Source data:
==============================

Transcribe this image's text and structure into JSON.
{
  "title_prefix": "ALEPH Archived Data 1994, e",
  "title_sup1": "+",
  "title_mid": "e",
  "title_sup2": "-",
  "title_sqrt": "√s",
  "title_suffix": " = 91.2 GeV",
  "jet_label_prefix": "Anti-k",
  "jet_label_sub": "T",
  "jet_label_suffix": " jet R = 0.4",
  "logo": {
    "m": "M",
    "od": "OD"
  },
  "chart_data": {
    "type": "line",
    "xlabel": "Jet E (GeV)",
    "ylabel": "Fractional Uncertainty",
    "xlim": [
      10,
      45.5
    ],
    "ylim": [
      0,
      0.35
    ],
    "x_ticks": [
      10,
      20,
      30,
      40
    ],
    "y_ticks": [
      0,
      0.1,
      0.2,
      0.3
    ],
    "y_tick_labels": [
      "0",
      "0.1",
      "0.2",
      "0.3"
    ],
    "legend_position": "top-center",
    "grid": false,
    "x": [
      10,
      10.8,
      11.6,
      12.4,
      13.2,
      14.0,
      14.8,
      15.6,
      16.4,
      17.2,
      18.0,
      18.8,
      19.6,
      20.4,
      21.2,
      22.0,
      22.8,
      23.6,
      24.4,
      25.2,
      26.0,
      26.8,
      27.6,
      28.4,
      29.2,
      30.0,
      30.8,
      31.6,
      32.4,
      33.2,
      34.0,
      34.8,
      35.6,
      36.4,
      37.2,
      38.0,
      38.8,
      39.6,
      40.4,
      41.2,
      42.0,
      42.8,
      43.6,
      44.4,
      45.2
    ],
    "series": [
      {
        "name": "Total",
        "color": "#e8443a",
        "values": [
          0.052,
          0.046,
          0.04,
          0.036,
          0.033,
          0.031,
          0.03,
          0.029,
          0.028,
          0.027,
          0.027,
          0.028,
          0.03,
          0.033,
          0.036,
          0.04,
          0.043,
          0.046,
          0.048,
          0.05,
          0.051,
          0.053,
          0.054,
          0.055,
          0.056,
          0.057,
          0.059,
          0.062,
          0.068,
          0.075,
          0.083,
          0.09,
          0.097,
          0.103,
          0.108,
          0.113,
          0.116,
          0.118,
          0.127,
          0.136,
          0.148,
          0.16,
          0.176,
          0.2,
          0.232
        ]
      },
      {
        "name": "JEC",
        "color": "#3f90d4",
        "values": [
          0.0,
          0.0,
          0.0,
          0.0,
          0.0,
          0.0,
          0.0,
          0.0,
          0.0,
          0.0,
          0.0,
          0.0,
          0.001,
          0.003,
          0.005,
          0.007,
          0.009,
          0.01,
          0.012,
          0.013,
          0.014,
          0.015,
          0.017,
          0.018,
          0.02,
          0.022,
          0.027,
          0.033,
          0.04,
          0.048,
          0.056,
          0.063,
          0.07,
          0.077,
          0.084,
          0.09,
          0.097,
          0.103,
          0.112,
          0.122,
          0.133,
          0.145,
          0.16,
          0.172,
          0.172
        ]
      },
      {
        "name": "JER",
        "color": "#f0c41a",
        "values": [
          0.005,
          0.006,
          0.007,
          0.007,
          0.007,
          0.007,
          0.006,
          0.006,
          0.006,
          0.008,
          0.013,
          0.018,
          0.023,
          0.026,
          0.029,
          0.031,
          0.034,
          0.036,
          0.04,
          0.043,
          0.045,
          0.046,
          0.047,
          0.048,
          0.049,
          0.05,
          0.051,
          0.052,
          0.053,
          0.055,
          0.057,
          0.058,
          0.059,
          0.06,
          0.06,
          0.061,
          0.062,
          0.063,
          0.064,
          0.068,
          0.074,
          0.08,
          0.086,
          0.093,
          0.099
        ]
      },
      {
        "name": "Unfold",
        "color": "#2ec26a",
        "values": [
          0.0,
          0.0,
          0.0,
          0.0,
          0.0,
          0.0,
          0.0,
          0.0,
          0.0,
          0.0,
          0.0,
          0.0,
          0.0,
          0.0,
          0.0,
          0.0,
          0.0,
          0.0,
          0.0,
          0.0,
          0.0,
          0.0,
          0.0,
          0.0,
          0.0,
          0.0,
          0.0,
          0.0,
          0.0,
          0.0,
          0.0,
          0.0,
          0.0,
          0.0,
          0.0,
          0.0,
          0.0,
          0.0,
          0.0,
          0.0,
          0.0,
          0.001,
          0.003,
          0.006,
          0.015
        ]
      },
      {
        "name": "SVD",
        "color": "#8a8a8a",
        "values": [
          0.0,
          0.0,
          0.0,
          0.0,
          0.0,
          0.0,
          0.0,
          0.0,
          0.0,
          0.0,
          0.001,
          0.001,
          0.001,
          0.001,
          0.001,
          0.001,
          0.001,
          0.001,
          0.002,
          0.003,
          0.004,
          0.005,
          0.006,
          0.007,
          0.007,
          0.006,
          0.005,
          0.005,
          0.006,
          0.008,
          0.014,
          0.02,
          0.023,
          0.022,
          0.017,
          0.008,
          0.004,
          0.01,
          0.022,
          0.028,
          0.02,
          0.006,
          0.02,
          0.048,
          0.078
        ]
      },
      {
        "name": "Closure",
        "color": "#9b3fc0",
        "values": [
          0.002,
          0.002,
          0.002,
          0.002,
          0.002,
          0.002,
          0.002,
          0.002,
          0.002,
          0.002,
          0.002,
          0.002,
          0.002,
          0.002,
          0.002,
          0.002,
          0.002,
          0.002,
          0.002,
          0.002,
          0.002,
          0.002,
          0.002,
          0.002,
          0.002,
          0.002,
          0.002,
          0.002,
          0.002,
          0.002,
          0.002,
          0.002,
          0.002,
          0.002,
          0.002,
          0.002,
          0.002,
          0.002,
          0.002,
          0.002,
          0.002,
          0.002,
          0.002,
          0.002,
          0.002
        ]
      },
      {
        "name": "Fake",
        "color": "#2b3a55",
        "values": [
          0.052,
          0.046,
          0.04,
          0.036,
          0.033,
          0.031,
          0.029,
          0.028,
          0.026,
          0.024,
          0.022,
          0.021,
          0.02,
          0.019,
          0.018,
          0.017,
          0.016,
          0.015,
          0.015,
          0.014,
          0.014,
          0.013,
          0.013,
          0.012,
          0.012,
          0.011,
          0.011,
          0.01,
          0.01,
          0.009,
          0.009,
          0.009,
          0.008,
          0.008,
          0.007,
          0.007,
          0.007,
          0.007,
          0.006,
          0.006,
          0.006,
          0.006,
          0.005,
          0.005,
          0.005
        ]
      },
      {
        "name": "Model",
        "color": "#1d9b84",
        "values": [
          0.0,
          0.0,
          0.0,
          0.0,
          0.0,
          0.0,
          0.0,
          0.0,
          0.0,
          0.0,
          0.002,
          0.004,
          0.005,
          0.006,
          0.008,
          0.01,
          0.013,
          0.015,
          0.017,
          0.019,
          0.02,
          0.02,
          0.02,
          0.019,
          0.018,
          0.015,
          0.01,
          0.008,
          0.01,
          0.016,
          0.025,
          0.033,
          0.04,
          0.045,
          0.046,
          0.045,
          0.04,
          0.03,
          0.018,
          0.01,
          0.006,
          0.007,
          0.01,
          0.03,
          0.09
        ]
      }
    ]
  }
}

==============================

OBJECTIVE → Every line above should be printed again exactly as it stands.

EXPECTED ANSWER →
Transcribe this image's text and structure into JSON.
{
  "title_prefix": "ALEPH Archived Data 1994, e",
  "title_sup1": "+",
  "title_mid": "e",
  "title_sup2": "-",
  "title_sqrt": "√s",
  "title_suffix": " = 91.2 GeV",
  "jet_label_prefix": "Anti-k",
  "jet_label_sub": "T",
  "jet_label_suffix": " jet R = 0.4",
  "logo": {
    "m": "M",
    "od": "OD"
  },
  "chart_data": {
    "type": "line",
    "xlabel": "Jet E (GeV)",
    "ylabel": "Fractional Uncertainty",
    "xlim": [
      10,
      45.5
    ],
    "ylim": [
      0,
      0.35
    ],
    "x_ticks": [
      10,
      20,
      30,
      40
    ],
    "y_ticks": [
      0,
      0.1,
      0.2,
      0.3
    ],
    "y_tick_labels": [
      "0",
      "0.1",
      "0.2",
      "0.3"
    ],
    "legend_position": "top-center",
    "grid": false,
    "x": [
      10,
      10.8,
      11.6,
      12.4,
      13.2,
      14.0,
      14.8,
      15.6,
      16.4,
      17.2,
      18.0,
      18.8,
      19.6,
      20.4,
      21.2,
      22.0,
      22.8,
      23.6,
      24.4,
      25.2,
      26.0,
      26.8,
      27.6,
      28.4,
      29.2,
      30.0,
      30.8,
      31.6,
      32.4,
      33.2,
      34.0,
      34.8,
      35.6,
      36.4,
      37.2,
      38.0,
      38.8,
      39.6,
      40.4,
      41.2,
      42.0,
      42.8,
      43.6,
      44.4,
      45.2
    ],
    "series": [
      {
        "name": "Total",
        "color": "#e8443a",
        "values": [
          0.052,
          0.046,
          0.04,
          0.036,
          0.033,
          0.031,
          0.03,
          0.029,
          0.028,
          0.027,
          0.027,
          0.028,
          0.03,
          0.033,
          0.036,
          0.04,
          0.043,
          0.046,
          0.048,
          0.05,
          0.051,
          0.053,
          0.054,
          0.055,
          0.056,
          0.057,
          0.059,
          0.062,
          0.068,
          0.075,
          0.083,
          0.09,
          0.097,
          0.103,
          0.108,
          0.113,
          0.116,
          0.118,
          0.127,
          0.136,
          0.148,
          0.16,
          0.176,
          0.2,
          0.232
        ]
      },
      {
        "name": "JEC",
        "color": "#3f90d4",
        "values": [
          0.0,
          0.0,
          0.0,
          0.0,
          0.0,
          0.0,
          0.0,
          0.0,
          0.0,
          0.0,
          0.0,
          0.0,
          0.001,
          0.003,
          0.005,
          0.007,
          0.009,
          0.01,
          0.012,
          0.013,
          0.014,
          0.015,
          0.017,
          0.018,
          0.02,
          0.022,
          0.027,
          0.033,
          0.04,
          0.048,
          0.056,
          0.063,
          0.07,
          0.077,
          0.084,
          0.09,
          0.097,
          0.103,
          0.112,
          0.122,
          0.133,
          0.145,
          0.16,
          0.172,
          0.172
        ]
      },
      {
        "name": "JER",
        "color": "#f0c41a",
        "values": [
          0.005,
          0.006,
          0.007,
          0.007,
          0.007,
          0.007,
          0.006,
          0.006,
          0.006,
          0.008,
          0.013,
          0.018,
          0.023,
          0.026,
          0.029,
          0.031,
          0.034,
          0.036,
          0.04,
          0.043,
          0.045,
          0.046,
          0.047,
          0.048,
          0.049,
          0.05,
          0.051,
          0.052,
          0.053,
          0.055,
          0.057,
          0.058,
          0.059,
          0.06,
          0.06,
          0.061,
          0.062,
          0.063,
          0.064,
          0.068,
          0.074,
          0.08,
          0.086,
          0.093,
          0.099
        ]
      },
      {
        "name": "Unfold",
        "color": "#2ec26a",
        "values": [
          0.0,
          0.0,
          0.0,
          0.0,
          0.0,
          0.0,
          0.0,
          0.0,
          0.0,
          0.0,
          0.0,
          0.0,
          0.0,
          0.0,
          0.0,
          0.0,
          0.0,
          0.0,
          0.0,
          0.0,
          0.0,
          0.0,
          0.0,
          0.0,
          0.0,
          0.0,
          0.0,
          0.0,
          0.0,
          0.0,
          0.0,
          0.0,
          0.0,
          0.0,
          0.0,
          0.0,
          0.0,
          0.0,
          0.0,
          0.0,
          0.0,
          0.001,
          0.003,
          0.006,
          0.015
        ]
      },
      {
        "name": "SVD",
        "color": "#8a8a8a",
        "values": [
          0.0,
          0.0,
          0.0,
          0.0,
          0.0,
          0.0,
          0.0,
          0.0,
          0.0,
          0.0,
          0.001,
          0.001,
          0.001,
          0.001,
          0.001,
          0.001,
          0.001,
          0.001,
          0.002,
          0.003,
          0.004,
          0.005,
          0.006,
          0.007,
          0.007,
          0.006,
          0.005,
          0.005,
          0.006,
          0.008,
          0.014,
          0.02,
          0.023,
          0.022,
          0.017,
          0.008,
          0.004,
          0.01,
          0.022,
          0.028,
          0.02,
          0.006,
          0.02,
          0.048,
          0.078
        ]
      },
      {
        "name": "Closure",
        "color": "#9b3fc0",
        "values": [
          0.002,
          0.002,
          0.002,
          0.002,
          0.002,
          0.002,
          0.002,
          0.002,
          0.002,
          0.002,
          0.002,
          0.002,
          0.002,
          0.002,
          0.002,
          0.002,
          0.002,
          0.002,
          0.002,
          0.002,
          0.002,
          0.002,
          0.002,
          0.002,
          0.002,
          0.002,
          0.002,
          0.002,
          0.002,
          0.002,
          0.002,
          0.002,
          0.002,
          0.002,
          0.002,
          0.002,
          0.002,
          0.002,
          0.002,
          0.002,
          0.002,
          0.002,
          0.002,
          0.002,
          0.002
        ]
      },
      {
        "name": "Fake",
        "color": "#2b3a55",
        "values": [
          0.052,
          0.046,
          0.04,
          0.036,
          0.033,
          0.031,
          0.029,
          0.028,
          0.026,
          0.024,
          0.022,
          0.021,
          0.02,
          0.019,
          0.018,
          0.017,
          0.016,
          0.015,
          0.015,
          0.014,
          0.014,
          0.013,
          0.013,
          0.012,
          0.012,
          0.011,
          0.011,
          0.01,
          0.01,
          0.009,
          0.009,
          0.009,
          0.008,
          0.008,
          0.007,
          0.007,
          0.007,
          0.007,
          0.006,
          0.006,
          0.006,
          0.006,
          0.005,
          0.005,
          0.005
        ]
      },
      {
        "name": "Model",
        "color": "#1d9b84",
        "values": [
          0.0,
          0.0,
          0.0,
          0.0,
          0.0,
          0.0,
          0.0,
          0.0,
          0.0,
          0.0,
          0.002,
          0.004,
          0.005,
          0.006,
          0.008,
          0.01,
          0.013,
          0.015,
          0.017,
          0.019,
          0.02,
          0.02,
          0.02,
          0.019,
          0.018,
          0.015,
          0.01,
          0.008,
          0.01,
          0.016,
          0.025,
          0.033,
          0.04,
          0.045,
          0.046,
          0.045,
          0.04,
          0.03,
          0.018,
          0.01,
          0.006,
          0.007,
          0.01,
          0.03,
          0.09
        ]
      }
    ]
  }
}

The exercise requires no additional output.